Entries taken from a collection:
-------------------------

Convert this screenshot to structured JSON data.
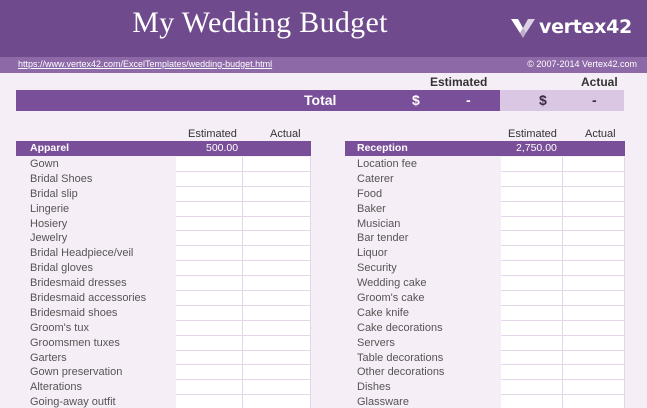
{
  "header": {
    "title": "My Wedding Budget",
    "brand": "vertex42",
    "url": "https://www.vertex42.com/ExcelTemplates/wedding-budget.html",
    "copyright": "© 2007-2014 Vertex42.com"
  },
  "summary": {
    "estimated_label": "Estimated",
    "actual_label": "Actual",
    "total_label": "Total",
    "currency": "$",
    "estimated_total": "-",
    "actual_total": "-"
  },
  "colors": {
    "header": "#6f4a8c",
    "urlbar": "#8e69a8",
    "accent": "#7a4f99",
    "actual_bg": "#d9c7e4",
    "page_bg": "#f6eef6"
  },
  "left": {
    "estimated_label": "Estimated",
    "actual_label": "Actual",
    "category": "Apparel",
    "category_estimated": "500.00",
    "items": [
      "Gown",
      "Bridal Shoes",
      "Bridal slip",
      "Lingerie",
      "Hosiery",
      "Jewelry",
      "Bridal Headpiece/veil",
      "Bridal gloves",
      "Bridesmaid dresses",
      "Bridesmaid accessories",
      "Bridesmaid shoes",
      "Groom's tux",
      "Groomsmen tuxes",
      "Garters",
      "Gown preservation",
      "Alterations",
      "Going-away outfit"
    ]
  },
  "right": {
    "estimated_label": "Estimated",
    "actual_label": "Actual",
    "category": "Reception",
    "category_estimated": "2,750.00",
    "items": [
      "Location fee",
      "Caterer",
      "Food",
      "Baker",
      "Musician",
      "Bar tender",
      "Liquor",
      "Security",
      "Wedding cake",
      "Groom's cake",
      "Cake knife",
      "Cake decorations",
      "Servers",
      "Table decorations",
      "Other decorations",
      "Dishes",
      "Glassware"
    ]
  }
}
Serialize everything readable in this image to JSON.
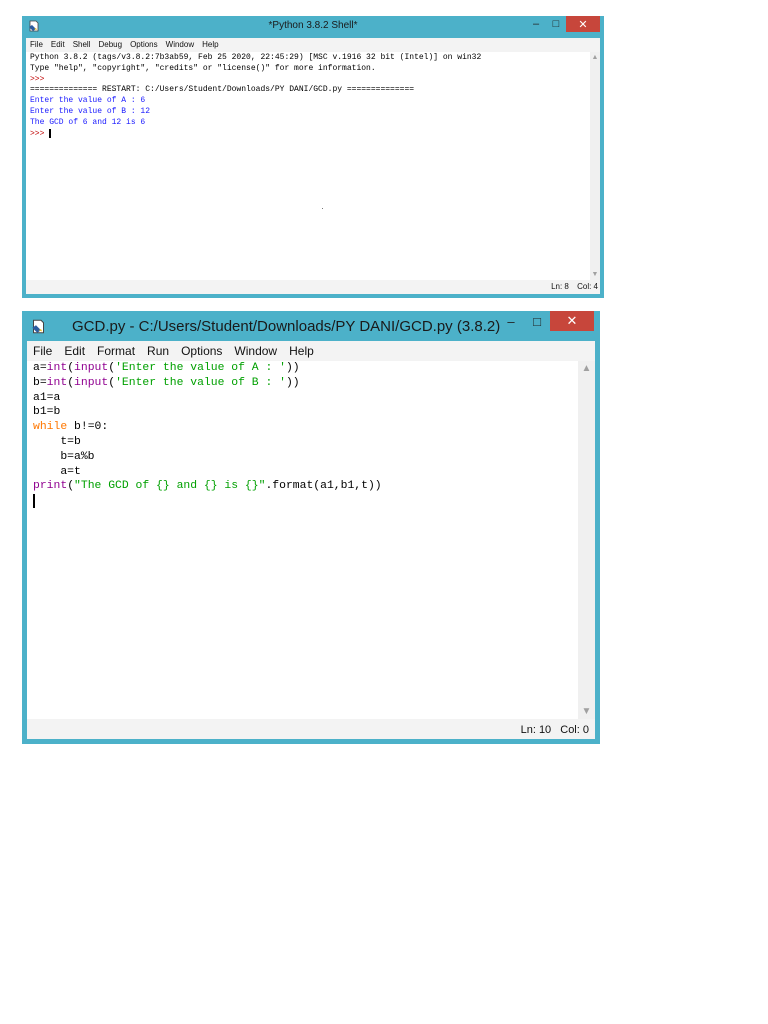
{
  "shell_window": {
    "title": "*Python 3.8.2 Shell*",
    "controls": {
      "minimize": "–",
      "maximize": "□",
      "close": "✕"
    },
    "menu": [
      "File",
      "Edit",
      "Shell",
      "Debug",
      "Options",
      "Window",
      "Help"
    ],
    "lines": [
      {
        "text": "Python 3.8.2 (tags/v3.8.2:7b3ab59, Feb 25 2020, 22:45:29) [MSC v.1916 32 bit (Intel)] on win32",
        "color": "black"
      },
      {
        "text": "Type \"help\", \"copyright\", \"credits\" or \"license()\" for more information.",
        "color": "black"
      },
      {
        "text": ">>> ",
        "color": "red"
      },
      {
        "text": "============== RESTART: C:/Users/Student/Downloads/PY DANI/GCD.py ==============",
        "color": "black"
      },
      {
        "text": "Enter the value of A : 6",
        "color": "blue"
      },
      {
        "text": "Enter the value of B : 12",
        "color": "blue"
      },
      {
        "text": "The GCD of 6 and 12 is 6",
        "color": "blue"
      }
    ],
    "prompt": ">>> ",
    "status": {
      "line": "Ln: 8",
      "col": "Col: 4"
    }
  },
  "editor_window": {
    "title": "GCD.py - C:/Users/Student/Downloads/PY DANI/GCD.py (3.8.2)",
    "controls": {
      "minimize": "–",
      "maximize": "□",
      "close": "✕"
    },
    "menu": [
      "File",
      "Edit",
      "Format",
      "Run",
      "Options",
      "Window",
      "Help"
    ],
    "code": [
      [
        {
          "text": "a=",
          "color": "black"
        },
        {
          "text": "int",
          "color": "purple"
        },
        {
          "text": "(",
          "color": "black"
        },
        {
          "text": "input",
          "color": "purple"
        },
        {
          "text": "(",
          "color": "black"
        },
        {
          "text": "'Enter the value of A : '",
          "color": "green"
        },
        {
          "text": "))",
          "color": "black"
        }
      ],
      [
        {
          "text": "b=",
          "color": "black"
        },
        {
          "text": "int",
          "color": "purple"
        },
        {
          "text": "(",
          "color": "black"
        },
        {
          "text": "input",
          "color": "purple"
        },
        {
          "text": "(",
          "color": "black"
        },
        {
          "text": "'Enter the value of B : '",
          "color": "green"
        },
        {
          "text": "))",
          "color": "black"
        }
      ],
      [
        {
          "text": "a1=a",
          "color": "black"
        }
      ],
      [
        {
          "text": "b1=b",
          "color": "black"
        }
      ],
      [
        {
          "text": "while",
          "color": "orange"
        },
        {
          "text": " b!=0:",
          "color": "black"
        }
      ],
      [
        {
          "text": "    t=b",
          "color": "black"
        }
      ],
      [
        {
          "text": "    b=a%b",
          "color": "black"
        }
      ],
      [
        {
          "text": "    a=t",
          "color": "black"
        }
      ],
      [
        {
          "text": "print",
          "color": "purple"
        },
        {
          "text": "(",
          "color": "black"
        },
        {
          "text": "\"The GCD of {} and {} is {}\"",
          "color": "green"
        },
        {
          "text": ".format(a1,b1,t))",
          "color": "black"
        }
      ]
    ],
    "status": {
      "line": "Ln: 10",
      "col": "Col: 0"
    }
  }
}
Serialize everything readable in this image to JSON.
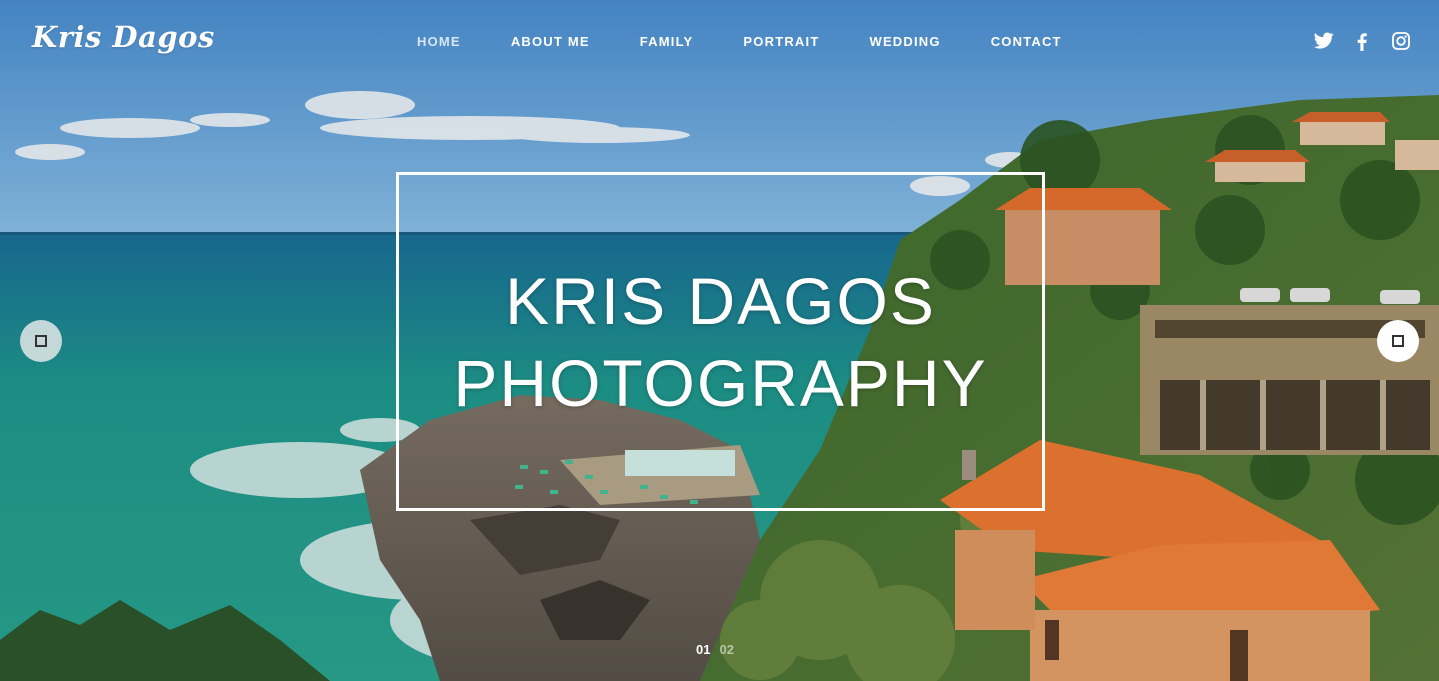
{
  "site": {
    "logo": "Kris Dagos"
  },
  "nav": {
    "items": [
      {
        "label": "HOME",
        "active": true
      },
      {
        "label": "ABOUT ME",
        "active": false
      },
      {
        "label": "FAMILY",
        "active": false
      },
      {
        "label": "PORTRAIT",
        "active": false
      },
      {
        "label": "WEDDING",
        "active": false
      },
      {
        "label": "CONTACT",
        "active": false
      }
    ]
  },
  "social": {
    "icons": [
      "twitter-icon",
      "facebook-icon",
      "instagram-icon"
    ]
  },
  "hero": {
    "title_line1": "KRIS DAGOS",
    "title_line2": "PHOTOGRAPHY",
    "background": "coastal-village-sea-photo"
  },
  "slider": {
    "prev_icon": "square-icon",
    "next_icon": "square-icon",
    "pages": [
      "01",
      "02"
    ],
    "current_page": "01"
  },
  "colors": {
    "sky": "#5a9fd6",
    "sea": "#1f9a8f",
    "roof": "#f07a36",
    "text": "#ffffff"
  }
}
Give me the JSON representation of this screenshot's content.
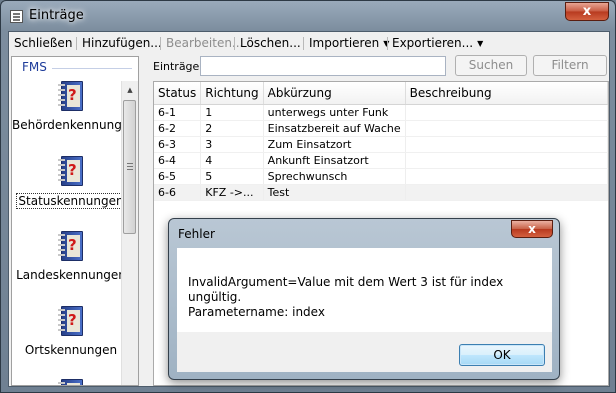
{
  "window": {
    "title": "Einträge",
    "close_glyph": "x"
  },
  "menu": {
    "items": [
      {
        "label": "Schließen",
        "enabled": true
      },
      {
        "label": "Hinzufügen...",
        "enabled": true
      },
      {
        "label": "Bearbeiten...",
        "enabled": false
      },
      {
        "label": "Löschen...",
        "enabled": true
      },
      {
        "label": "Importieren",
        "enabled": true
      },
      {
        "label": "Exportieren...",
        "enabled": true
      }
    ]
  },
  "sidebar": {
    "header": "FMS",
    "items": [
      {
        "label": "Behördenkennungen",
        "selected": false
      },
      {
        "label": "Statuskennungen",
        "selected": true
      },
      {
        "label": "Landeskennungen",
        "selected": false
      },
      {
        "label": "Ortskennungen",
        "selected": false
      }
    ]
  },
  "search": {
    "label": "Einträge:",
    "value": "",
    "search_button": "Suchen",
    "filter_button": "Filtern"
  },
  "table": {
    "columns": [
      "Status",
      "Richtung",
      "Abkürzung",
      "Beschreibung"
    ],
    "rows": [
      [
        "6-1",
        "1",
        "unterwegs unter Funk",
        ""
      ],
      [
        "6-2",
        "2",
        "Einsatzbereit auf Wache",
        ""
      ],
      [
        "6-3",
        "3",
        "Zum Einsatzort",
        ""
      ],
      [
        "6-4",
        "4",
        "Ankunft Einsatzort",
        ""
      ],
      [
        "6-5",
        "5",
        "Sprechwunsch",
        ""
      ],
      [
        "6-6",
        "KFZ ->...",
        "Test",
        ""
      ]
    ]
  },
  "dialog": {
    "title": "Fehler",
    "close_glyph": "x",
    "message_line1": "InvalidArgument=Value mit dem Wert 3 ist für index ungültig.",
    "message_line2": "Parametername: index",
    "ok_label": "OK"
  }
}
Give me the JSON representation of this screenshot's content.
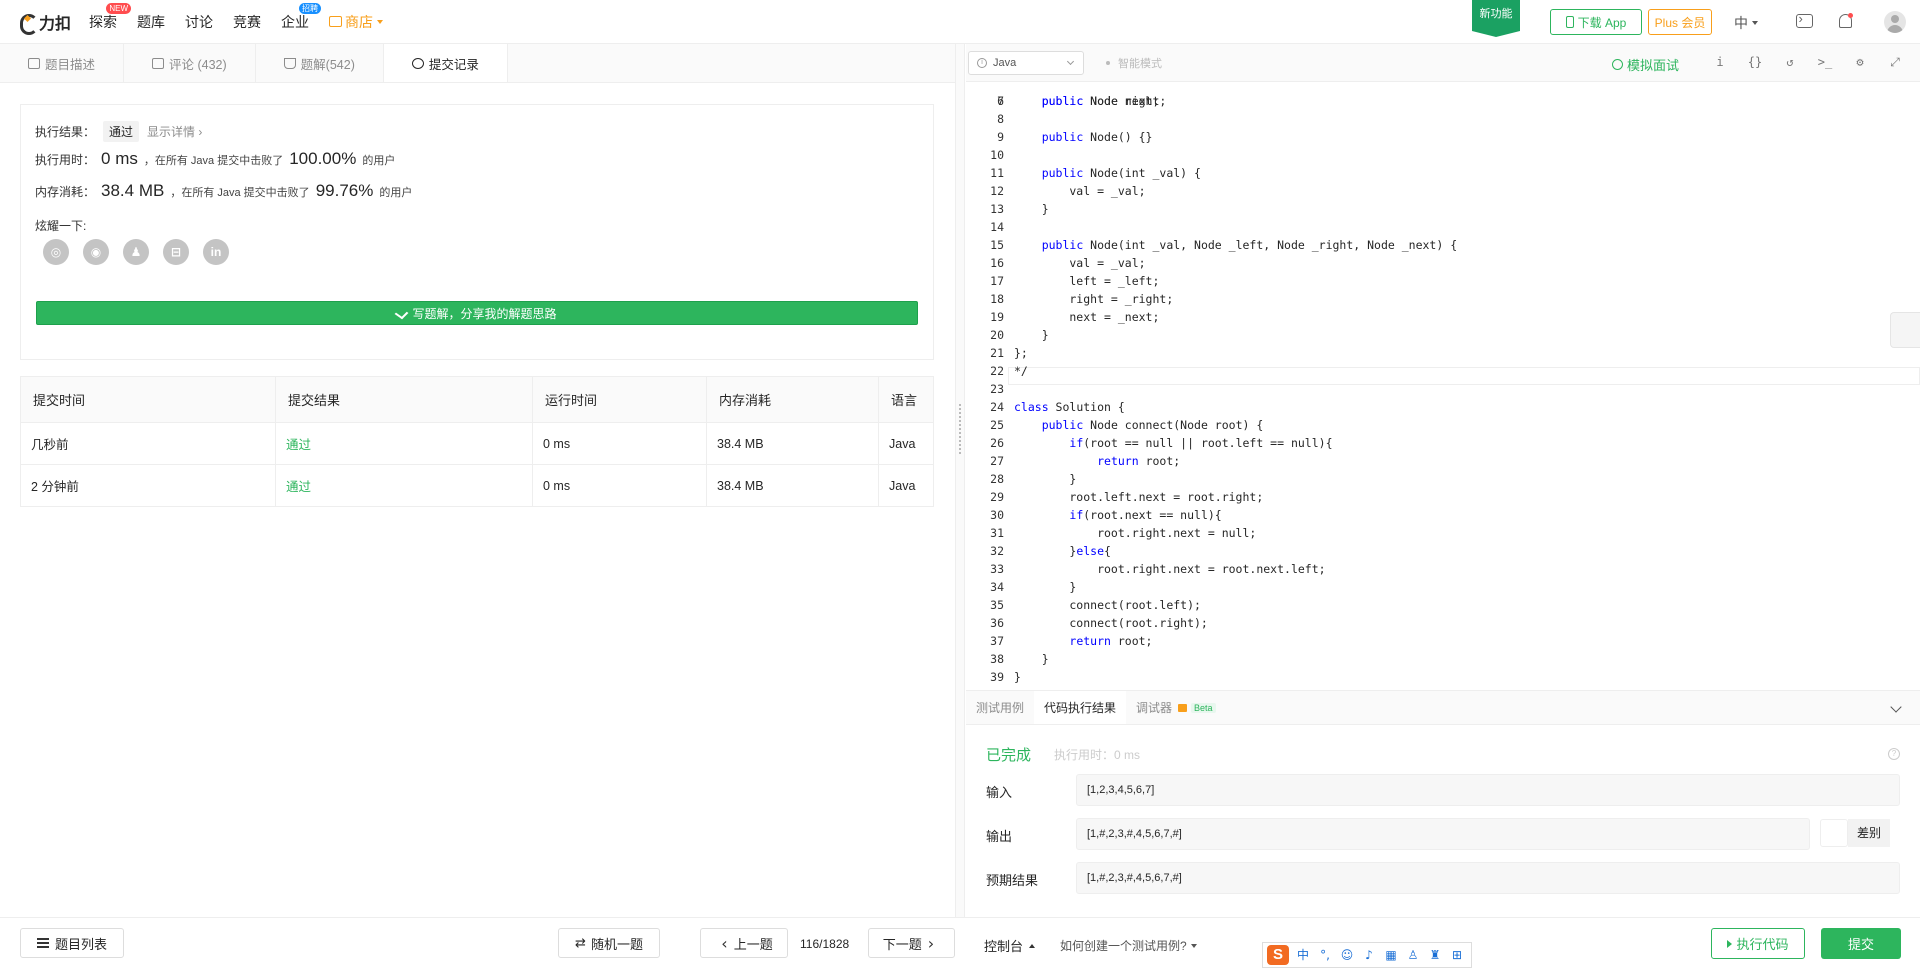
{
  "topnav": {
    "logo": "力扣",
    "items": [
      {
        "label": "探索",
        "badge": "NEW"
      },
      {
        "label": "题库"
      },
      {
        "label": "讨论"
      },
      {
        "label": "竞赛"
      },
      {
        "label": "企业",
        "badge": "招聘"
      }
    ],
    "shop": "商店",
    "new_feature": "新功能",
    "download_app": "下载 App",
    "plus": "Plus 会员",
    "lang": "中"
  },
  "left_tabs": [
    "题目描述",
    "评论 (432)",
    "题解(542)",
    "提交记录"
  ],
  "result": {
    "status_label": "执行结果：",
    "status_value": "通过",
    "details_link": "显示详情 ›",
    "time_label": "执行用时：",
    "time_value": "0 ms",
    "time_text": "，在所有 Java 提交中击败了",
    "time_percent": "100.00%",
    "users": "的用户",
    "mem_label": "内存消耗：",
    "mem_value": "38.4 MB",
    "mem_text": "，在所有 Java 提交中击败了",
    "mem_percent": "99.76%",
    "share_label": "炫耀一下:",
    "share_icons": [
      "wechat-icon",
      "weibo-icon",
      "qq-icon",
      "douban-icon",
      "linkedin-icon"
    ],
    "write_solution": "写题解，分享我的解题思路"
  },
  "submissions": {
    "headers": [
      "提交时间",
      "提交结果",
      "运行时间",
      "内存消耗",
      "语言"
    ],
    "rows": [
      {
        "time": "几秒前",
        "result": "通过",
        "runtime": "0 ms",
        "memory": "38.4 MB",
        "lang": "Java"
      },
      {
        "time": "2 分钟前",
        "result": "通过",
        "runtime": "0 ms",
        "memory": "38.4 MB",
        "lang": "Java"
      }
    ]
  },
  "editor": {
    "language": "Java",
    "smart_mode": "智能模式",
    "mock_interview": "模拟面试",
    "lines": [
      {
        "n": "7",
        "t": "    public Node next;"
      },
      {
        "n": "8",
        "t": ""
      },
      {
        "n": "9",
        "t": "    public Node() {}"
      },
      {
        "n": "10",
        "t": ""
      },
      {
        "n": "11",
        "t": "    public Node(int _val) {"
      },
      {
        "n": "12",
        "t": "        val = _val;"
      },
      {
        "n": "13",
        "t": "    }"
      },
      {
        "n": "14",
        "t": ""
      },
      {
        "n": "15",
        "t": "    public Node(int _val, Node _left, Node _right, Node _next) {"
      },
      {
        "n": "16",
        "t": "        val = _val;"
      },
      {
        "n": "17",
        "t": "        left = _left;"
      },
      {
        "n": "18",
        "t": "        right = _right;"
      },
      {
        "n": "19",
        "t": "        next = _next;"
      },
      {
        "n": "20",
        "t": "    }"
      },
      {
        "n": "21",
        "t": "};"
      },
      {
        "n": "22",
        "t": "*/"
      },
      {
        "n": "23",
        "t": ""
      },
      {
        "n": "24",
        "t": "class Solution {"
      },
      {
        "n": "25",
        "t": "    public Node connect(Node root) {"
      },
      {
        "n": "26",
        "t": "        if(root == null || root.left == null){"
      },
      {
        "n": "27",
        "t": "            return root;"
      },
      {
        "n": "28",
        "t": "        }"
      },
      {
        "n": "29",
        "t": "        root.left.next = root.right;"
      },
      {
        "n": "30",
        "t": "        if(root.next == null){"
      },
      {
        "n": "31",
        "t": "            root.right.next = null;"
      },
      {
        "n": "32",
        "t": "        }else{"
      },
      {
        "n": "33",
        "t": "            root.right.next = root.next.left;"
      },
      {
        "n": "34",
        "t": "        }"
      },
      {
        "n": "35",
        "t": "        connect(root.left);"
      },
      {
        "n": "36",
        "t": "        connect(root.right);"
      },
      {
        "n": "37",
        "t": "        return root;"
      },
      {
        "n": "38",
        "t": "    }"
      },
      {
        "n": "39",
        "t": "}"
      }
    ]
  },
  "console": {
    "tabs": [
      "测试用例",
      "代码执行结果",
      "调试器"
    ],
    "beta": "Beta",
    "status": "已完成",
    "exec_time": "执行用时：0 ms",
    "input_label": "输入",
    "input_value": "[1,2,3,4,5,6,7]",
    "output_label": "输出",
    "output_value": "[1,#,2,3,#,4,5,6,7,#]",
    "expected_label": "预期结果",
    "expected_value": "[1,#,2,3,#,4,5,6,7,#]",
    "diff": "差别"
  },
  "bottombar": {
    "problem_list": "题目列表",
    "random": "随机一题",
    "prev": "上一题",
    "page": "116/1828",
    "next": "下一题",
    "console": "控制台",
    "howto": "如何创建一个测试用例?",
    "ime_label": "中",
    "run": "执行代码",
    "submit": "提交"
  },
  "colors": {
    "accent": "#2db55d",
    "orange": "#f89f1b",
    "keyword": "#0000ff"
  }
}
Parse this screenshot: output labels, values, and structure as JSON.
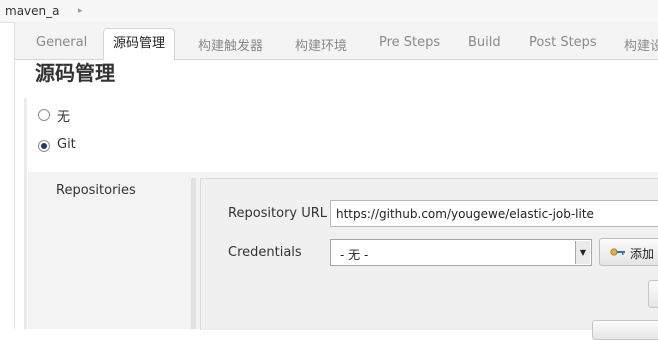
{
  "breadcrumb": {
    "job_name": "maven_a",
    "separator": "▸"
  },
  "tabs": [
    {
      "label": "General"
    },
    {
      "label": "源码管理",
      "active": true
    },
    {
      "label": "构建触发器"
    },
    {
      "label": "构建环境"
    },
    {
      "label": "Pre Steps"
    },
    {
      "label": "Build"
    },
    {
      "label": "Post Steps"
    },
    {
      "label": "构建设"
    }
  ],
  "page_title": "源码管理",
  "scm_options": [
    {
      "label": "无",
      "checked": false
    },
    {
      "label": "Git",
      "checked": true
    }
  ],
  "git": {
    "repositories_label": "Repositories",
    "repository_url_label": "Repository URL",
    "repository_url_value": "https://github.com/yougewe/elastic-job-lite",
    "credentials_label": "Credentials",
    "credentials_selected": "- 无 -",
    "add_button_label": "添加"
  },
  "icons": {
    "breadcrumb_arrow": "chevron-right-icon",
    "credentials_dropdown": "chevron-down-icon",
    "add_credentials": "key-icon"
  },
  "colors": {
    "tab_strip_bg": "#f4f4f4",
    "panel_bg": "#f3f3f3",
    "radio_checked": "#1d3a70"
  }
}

-------------------------

- _EXERCISE REQUIREMENTS_: Your task is to retype the lines running from the one that contains "Parse this screenshot: output" through the end of the records, and nothing else. Pictures are not part of the copy.

- _WRITTEN SOLUTION_:
Parse this screenshot: output labels, values, and structure as JSON.
{
  "breadcrumb": {
    "job_name": "maven_a",
    "separator": "▸"
  },
  "tabs": [
    {
      "label": "General"
    },
    {
      "label": "源码管理",
      "active": true
    },
    {
      "label": "构建触发器"
    },
    {
      "label": "构建环境"
    },
    {
      "label": "Pre Steps"
    },
    {
      "label": "Build"
    },
    {
      "label": "Post Steps"
    },
    {
      "label": "构建设"
    }
  ],
  "page_title": "源码管理",
  "scm_options": [
    {
      "label": "无",
      "checked": false
    },
    {
      "label": "Git",
      "checked": true
    }
  ],
  "git": {
    "repositories_label": "Repositories",
    "repository_url_label": "Repository URL",
    "repository_url_value": "https://github.com/yougewe/elastic-job-lite",
    "credentials_label": "Credentials",
    "credentials_selected": "- 无 -",
    "add_button_label": "添加"
  },
  "icons": {
    "breadcrumb_arrow": "chevron-right-icon",
    "credentials_dropdown": "chevron-down-icon",
    "add_credentials": "key-icon"
  },
  "colors": {
    "tab_strip_bg": "#f4f4f4",
    "panel_bg": "#f3f3f3",
    "radio_checked": "#1d3a70"
  }
}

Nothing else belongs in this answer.